Begin

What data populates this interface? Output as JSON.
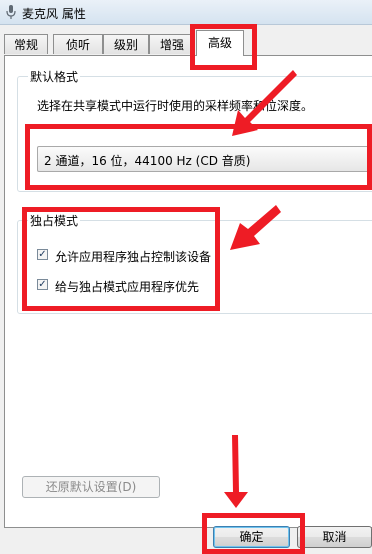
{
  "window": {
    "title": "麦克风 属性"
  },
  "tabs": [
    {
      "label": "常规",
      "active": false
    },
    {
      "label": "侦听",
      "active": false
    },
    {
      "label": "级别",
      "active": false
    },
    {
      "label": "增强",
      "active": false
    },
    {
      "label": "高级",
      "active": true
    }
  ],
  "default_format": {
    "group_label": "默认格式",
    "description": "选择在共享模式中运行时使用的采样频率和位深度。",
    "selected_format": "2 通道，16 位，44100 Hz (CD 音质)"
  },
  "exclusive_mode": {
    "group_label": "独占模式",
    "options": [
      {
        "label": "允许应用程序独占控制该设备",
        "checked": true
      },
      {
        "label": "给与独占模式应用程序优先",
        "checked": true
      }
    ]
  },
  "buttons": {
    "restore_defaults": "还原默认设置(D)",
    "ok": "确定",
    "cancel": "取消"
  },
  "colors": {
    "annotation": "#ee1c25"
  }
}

End

Above are records to transcribe exactly; leave their pictures out.

What data populates this interface? Output as JSON.
{
  "window": {
    "title": "麦克风 属性"
  },
  "tabs": [
    {
      "label": "常规",
      "active": false
    },
    {
      "label": "侦听",
      "active": false
    },
    {
      "label": "级别",
      "active": false
    },
    {
      "label": "增强",
      "active": false
    },
    {
      "label": "高级",
      "active": true
    }
  ],
  "default_format": {
    "group_label": "默认格式",
    "description": "选择在共享模式中运行时使用的采样频率和位深度。",
    "selected_format": "2 通道，16 位，44100 Hz (CD 音质)"
  },
  "exclusive_mode": {
    "group_label": "独占模式",
    "options": [
      {
        "label": "允许应用程序独占控制该设备",
        "checked": true
      },
      {
        "label": "给与独占模式应用程序优先",
        "checked": true
      }
    ]
  },
  "buttons": {
    "restore_defaults": "还原默认设置(D)",
    "ok": "确定",
    "cancel": "取消"
  },
  "colors": {
    "annotation": "#ee1c25"
  }
}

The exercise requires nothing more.